The US has never owed more money that it does today, and some believe the solution isn’t political reform or higher taxes but Bitcoin itself.
America’s national debt has crossed $38 trillion, surpassing the country’s annual GDP by nearly 31%.
Notably, the figure also marks one of the fastest periods of debt accumulation in modern history. The Kobeissi Letter pointed out that Washington added over $500 billion in new debts this month, or roughly $23 billion per day.

The firm added that at this pace, “there is a 100% certainty of US bankruptcy with a long enough timeframe.”
This warning rang alarm bells worldwide as it showed how unsustainable the US government’s current fiscal policy was.
However, Bitcoin advocates saw this as proof that fiat money has reached the limits of credibility.
As a result, the idea now circulating through crypto forums and policy debates is as radical as it is simple: what if Bitcoin could someday help erase the US debt?
US policy
At first glance, the theory sounds like digital-age alchemy, turning code into solvency. Yet it has gained surprising traction as fiscal anxiety spreads.

···

Aim of the exercise:
Continue the article on the US national debt and Bitcoin, starting right after its last sentence.

Data items:
···

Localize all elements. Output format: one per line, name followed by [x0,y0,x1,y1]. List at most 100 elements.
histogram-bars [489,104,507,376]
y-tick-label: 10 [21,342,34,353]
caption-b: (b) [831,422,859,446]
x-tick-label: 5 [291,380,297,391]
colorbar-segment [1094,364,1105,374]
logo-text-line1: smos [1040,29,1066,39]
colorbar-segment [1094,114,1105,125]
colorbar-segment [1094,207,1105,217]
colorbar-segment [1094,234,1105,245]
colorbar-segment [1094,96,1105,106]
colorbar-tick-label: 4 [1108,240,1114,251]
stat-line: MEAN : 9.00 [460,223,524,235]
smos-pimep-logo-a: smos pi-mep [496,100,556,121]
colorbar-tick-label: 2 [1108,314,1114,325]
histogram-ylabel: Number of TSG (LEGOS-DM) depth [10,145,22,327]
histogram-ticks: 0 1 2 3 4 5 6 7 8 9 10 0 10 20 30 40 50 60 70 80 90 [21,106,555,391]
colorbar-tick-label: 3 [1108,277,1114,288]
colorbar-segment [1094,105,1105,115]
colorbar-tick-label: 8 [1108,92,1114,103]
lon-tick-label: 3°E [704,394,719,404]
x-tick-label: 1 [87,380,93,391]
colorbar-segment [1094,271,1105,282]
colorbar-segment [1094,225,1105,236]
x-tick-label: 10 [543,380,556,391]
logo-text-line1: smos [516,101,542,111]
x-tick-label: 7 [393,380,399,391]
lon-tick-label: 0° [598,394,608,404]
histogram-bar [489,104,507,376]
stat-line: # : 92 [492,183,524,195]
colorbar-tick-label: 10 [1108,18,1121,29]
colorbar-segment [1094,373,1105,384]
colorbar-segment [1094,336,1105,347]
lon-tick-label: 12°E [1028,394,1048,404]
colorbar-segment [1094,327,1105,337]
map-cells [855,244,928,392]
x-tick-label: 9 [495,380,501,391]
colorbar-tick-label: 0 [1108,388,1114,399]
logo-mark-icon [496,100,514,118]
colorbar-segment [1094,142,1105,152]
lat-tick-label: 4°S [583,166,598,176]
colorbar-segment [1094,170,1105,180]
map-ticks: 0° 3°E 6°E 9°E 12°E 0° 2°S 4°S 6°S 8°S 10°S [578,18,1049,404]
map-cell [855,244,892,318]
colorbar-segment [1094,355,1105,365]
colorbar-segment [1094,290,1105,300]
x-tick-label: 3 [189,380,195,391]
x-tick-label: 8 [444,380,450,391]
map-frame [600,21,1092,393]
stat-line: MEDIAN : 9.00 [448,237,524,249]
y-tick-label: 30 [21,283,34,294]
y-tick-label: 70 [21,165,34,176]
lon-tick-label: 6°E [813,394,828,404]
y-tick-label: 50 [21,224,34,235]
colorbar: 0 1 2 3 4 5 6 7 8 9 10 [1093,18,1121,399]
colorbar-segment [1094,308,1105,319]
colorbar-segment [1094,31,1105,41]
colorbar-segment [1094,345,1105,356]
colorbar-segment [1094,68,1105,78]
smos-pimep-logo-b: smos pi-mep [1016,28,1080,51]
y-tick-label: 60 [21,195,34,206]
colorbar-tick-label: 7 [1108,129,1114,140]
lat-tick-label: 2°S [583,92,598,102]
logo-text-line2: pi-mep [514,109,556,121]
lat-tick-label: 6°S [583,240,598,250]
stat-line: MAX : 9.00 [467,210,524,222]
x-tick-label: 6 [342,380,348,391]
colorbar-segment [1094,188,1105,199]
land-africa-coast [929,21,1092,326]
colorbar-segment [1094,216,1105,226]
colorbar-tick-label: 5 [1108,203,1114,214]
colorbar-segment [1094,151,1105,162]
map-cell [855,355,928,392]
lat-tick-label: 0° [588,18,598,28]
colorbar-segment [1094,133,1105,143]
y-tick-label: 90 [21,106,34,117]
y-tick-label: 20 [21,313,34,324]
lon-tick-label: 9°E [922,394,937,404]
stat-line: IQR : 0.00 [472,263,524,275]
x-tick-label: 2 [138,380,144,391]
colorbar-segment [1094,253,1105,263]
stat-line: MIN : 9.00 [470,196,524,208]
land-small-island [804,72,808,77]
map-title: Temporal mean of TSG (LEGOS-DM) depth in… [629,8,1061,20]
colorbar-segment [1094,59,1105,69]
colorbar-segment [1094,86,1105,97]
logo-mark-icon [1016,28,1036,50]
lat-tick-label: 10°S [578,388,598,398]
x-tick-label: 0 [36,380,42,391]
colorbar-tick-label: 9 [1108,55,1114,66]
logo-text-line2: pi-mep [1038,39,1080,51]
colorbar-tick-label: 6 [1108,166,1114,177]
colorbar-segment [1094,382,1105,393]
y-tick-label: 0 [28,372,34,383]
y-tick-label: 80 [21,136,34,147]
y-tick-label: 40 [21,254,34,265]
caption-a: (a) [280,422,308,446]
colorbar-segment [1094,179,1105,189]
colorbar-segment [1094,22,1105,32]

···

Exercise response:
Last year, during his campaign for office, President Donald J. Trump suggested that the United States could clear its debts through Bitcoin. True to his belief, he approved the launch of a Strategic Bitcoin Reserve upon ascension and touted the several benefits of the top crypto this year.
This move has gathered significant community support, with crypto advocate Senator Cynthia Lummis arguing that building a Sovereign Bitcoin Reserve could “shore up the dollar with a hard, auditable asset.”
In her view, holding Bitcoin alongside Treasuries would do what gold once did: signal credibility, hedge inflation, and perhaps, decades from now, help retire a fraction of the debt.
She said:
“[BTC will] secure our debt with a hard asset + we can audit it to prove reserves at any time.”
That rhetoric, once fringe, resonates in a world where fiscal expansion looks endless. But if the US ever attempted to use Bitcoin to extinguish its liabilities, how high would the flagship digital asset need to climb?
How high must BTC climb for US debt?
The math appears elegant at first. Divide $38 trillion in national debt by Bitcoin’s circulating supply of 19.93 million BTC, and you arrive at a figure near $1.9 million per coin.
At that price, Bitcoin’s total market capitalization would match the entire debt load of the US government.
But the equation breaks the moment you add reality. The US government doesn’t own 19.93 million Bitcoin, it owns only a fraction.
According to Bitcoin Treasuries data, the US currently holds about 326,373 BTC, or roughly 1.6% of BTC’s total supply, which was primarily acquired through seizures from criminal investigations.


If Washington tried to use only that amount to clear its debt, the number would significantly explode.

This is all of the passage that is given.